▶ _Items_
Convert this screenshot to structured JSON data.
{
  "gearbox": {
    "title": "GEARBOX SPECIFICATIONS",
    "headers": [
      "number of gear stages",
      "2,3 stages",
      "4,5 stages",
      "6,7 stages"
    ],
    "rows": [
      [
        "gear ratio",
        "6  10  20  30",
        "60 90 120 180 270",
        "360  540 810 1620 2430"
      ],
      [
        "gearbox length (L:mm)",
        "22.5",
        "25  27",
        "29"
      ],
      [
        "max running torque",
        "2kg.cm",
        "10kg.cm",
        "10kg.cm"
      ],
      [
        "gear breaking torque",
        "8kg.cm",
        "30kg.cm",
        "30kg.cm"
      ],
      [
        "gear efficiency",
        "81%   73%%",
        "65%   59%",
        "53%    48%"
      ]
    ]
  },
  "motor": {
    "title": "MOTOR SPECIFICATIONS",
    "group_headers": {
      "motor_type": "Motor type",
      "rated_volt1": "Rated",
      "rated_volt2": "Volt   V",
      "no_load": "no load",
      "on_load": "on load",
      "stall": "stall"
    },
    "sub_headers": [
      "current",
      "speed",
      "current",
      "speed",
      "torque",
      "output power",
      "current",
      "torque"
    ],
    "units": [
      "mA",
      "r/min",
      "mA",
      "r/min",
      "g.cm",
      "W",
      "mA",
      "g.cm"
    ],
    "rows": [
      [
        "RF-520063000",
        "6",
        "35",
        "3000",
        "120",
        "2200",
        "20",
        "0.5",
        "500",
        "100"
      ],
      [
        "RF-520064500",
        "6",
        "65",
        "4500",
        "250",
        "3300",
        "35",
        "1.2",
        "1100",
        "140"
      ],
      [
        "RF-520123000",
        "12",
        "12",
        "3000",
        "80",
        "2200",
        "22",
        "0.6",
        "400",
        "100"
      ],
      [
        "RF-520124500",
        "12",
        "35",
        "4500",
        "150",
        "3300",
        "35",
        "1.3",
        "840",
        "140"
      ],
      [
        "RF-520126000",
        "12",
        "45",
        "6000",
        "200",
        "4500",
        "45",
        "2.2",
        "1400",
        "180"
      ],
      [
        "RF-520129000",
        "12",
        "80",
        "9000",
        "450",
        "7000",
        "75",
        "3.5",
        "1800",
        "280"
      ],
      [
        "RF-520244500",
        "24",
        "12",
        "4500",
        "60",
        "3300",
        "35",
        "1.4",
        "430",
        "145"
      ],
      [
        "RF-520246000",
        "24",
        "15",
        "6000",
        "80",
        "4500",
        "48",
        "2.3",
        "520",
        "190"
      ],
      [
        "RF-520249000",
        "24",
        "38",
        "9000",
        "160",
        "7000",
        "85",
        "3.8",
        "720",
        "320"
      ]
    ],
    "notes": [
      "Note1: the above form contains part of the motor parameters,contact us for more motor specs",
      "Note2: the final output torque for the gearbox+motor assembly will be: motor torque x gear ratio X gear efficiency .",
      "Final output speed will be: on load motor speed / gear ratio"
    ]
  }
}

▶ _Directive_
Only lines with the word "ratio" are wanted, so copy each one from the records.

▶ _Answer to this exercise_
        "gear ratio",
      "Note2: the final output torque for the gearbox+motor assembly will be: motor torque x gear ratio X gear efficiency .",
      "Final output speed will be: on load motor speed / gear ratio"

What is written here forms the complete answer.